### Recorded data
>> start

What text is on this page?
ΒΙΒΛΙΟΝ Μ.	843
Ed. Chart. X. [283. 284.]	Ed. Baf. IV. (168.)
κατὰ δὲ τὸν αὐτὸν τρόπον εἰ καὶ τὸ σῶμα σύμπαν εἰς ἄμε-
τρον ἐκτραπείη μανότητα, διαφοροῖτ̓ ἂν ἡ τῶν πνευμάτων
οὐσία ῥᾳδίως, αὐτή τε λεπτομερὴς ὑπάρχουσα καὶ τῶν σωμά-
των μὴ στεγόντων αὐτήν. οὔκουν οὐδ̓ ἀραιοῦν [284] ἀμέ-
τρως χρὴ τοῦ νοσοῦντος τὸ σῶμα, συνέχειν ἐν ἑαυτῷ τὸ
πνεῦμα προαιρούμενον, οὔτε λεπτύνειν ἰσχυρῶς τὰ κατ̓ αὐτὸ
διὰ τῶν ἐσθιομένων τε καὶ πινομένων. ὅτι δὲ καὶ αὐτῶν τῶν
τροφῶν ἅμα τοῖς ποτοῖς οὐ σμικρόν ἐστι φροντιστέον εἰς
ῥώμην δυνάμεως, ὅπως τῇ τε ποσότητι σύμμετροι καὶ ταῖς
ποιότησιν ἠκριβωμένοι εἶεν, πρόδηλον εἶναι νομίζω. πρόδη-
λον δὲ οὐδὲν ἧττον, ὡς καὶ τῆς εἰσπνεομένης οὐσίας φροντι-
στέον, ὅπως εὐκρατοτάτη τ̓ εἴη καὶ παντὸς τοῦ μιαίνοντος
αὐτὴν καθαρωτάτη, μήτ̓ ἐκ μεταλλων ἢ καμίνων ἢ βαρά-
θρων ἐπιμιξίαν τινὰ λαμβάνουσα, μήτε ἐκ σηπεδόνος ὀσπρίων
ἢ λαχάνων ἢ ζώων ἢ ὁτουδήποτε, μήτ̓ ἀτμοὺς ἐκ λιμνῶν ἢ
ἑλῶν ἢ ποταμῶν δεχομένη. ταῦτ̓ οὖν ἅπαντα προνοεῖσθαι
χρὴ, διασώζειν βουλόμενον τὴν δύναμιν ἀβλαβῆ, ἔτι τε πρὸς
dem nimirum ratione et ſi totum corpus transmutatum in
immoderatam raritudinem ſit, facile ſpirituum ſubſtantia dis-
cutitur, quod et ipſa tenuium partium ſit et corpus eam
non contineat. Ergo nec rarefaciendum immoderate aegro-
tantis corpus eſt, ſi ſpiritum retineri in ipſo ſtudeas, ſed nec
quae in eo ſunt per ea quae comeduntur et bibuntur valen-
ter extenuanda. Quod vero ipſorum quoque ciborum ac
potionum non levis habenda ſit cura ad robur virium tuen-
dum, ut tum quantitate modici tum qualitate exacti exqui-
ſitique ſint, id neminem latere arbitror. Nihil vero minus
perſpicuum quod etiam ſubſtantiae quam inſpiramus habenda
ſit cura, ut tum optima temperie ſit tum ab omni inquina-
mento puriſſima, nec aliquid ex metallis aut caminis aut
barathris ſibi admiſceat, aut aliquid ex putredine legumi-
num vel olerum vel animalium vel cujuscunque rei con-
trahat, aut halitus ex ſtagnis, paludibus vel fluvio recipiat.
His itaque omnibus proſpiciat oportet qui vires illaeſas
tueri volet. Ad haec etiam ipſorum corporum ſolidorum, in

>> end

### Exercise instructions
Repeat every entry exactly as written above.

### Written solution
What text is on this page?
ΒΙΒΛΙΟΝ Μ.	843
Ed. Chart. X. [283. 284.]	Ed. Baf. IV. (168.)
κατὰ δὲ τὸν αὐτὸν τρόπον εἰ καὶ τὸ σῶμα σύμπαν εἰς ἄμε-
τρον ἐκτραπείη μανότητα, διαφοροῖτ̓ ἂν ἡ τῶν πνευμάτων
οὐσία ῥᾳδίως, αὐτή τε λεπτομερὴς ὑπάρχουσα καὶ τῶν σωμά-
των μὴ στεγόντων αὐτήν. οὔκουν οὐδ̓ ἀραιοῦν [284] ἀμέ-
τρως χρὴ τοῦ νοσοῦντος τὸ σῶμα, συνέχειν ἐν ἑαυτῷ τὸ
πνεῦμα προαιρούμενον, οὔτε λεπτύνειν ἰσχυρῶς τὰ κατ̓ αὐτὸ
διὰ τῶν ἐσθιομένων τε καὶ πινομένων. ὅτι δὲ καὶ αὐτῶν τῶν
τροφῶν ἅμα τοῖς ποτοῖς οὐ σμικρόν ἐστι φροντιστέον εἰς
ῥώμην δυνάμεως, ὅπως τῇ τε ποσότητι σύμμετροι καὶ ταῖς
ποιότησιν ἠκριβωμένοι εἶεν, πρόδηλον εἶναι νομίζω. πρόδη-
λον δὲ οὐδὲν ἧττον, ὡς καὶ τῆς εἰσπνεομένης οὐσίας φροντι-
στέον, ὅπως εὐκρατοτάτη τ̓ εἴη καὶ παντὸς τοῦ μιαίνοντος
αὐτὴν καθαρωτάτη, μήτ̓ ἐκ μεταλλων ἢ καμίνων ἢ βαρά-
θρων ἐπιμιξίαν τινὰ λαμβάνουσα, μήτε ἐκ σηπεδόνος ὀσπρίων
ἢ λαχάνων ἢ ζώων ἢ ὁτουδήποτε, μήτ̓ ἀτμοὺς ἐκ λιμνῶν ἢ
ἑλῶν ἢ ποταμῶν δεχομένη. ταῦτ̓ οὖν ἅπαντα προνοεῖσθαι
χρὴ, διασώζειν βουλόμενον τὴν δύναμιν ἀβλαβῆ, ἔτι τε πρὸς
dem nimirum ratione et ſi totum corpus transmutatum in
immoderatam raritudinem ſit, facile ſpirituum ſubſtantia dis-
cutitur, quod et ipſa tenuium partium ſit et corpus eam
non contineat. Ergo nec rarefaciendum immoderate aegro-
tantis corpus eſt, ſi ſpiritum retineri in ipſo ſtudeas, ſed nec
quae in eo ſunt per ea quae comeduntur et bibuntur valen-
ter extenuanda. Quod vero ipſorum quoque ciborum ac
potionum non levis habenda ſit cura ad robur virium tuen-
dum, ut tum quantitate modici tum qualitate exacti exqui-
ſitique ſint, id neminem latere arbitror. Nihil vero minus
perſpicuum quod etiam ſubſtantiae quam inſpiramus habenda
ſit cura, ut tum optima temperie ſit tum ab omni inquina-
mento puriſſima, nec aliquid ex metallis aut caminis aut
barathris ſibi admiſceat, aut aliquid ex putredine legumi-
num vel olerum vel animalium vel cujuscunque rei con-
trahat, aut halitus ex ſtagnis, paludibus vel fluvio recipiat.
His itaque omnibus proſpiciat oportet qui vires illaeſas
tueri volet. Ad haec etiam ipſorum corporum ſolidorum, in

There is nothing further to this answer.